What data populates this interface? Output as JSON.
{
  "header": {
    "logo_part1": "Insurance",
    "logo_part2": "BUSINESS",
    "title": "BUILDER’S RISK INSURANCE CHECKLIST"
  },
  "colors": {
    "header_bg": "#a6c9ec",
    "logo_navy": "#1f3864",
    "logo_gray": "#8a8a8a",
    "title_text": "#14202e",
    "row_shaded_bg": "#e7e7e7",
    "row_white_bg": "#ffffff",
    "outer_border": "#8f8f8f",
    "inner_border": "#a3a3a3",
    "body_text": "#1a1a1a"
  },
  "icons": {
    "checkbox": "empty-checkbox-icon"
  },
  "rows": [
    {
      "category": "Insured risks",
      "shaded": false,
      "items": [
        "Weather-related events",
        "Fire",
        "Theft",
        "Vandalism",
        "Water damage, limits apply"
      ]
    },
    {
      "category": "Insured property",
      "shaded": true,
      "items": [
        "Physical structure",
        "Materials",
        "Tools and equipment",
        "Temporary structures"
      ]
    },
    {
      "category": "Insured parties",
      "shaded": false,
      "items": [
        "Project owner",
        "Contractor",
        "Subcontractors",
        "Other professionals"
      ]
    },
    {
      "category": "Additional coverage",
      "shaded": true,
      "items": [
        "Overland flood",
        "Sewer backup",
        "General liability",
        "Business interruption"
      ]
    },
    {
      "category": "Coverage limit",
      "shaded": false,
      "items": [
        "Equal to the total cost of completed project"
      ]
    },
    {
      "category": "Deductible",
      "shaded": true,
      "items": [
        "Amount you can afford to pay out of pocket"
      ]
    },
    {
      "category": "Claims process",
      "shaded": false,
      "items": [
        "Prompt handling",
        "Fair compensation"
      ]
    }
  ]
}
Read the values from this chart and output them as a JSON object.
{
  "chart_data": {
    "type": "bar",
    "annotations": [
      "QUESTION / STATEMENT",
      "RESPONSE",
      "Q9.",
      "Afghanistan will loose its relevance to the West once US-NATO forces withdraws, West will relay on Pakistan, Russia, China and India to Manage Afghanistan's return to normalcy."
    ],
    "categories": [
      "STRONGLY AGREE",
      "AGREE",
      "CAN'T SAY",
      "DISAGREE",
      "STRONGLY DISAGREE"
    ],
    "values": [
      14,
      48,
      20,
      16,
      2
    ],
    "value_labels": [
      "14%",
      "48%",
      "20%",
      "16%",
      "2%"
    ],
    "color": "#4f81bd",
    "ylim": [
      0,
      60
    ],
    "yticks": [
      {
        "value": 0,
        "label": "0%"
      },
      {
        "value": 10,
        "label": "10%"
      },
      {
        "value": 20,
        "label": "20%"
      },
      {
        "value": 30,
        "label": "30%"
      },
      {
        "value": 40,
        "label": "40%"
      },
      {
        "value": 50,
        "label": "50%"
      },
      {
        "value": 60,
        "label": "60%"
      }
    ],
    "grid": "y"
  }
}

——————————

Exercise prompt: Your task is to print all of the records exactly.

Final result:
What data populates this interface? Output as JSON.
{
  "header": {
    "logo_part1": "Insurance",
    "logo_part2": "BUSINESS",
    "title": "BUILDER’S RISK INSURANCE CHECKLIST"
  },
  "colors": {
    "header_bg": "#a6c9ec",
    "logo_navy": "#1f3864",
    "logo_gray": "#8a8a8a",
    "title_text": "#14202e",
    "row_shaded_bg": "#e7e7e7",
    "row_white_bg": "#ffffff",
    "outer_border": "#8f8f8f",
    "inner_border": "#a3a3a3",
    "body_text": "#1a1a1a"
  },
  "icons": {
    "checkbox": "empty-checkbox-icon"
  },
  "rows": [
    {
      "category": "Insured risks",
      "shaded": false,
      "items": [
        "Weather-related events",
        "Fire",
        "Theft",
        "Vandalism",
        "Water damage, limits apply"
      ]
    },
    {
      "category": "Insured property",
      "shaded": true,
      "items": [
        "Physical structure",
        "Materials",
        "Tools and equipment",
        "Temporary structures"
      ]
    },
    {
      "category": "Insured parties",
      "shaded": false,
      "items": [
        "Project owner",
        "Contractor",
        "Subcontractors",
        "Other professionals"
      ]
    },
    {
      "category": "Additional coverage",
      "shaded": true,
      "items": [
        "Overland flood",
        "Sewer backup",
        "General liability",
        "Business interruption"
      ]
    },
    {
      "category": "Coverage limit",
      "shaded": false,
      "items": [
        "Equal to the total cost of completed project"
      ]
    },
    {
      "category": "Deductible",
      "shaded": true,
      "items": [
        "Amount you can afford to pay out of pocket"
      ]
    },
    {
      "category": "Claims process",
      "shaded": false,
      "items": [
        "Prompt handling",
        "Fair compensation"
      ]
    }
  ]
}
Read the values from this chart and output them as a JSON object.
{
  "chart_data": {
    "type": "bar",
    "annotations": [
      "QUESTION / STATEMENT",
      "RESPONSE",
      "Q9.",
      "Afghanistan will loose its relevance to the West once US-NATO forces withdraws, West will relay on Pakistan, Russia, China and India to Manage Afghanistan's return to normalcy."
    ],
    "categories": [
      "STRONGLY AGREE",
      "AGREE",
      "CAN'T SAY",
      "DISAGREE",
      "STRONGLY DISAGREE"
    ],
    "values": [
      14,
      48,
      20,
      16,
      2
    ],
    "value_labels": [
      "14%",
      "48%",
      "20%",
      "16%",
      "2%"
    ],
    "color": "#4f81bd",
    "ylim": [
      0,
      60
    ],
    "yticks": [
      {
        "value": 0,
        "label": "0%"
      },
      {
        "value": 10,
        "label": "10%"
      },
      {
        "value": 20,
        "label": "20%"
      },
      {
        "value": 30,
        "label": "30%"
      },
      {
        "value": 40,
        "label": "40%"
      },
      {
        "value": 50,
        "label": "50%"
      },
      {
        "value": 60,
        "label": "60%"
      }
    ],
    "grid": "y"
  }
}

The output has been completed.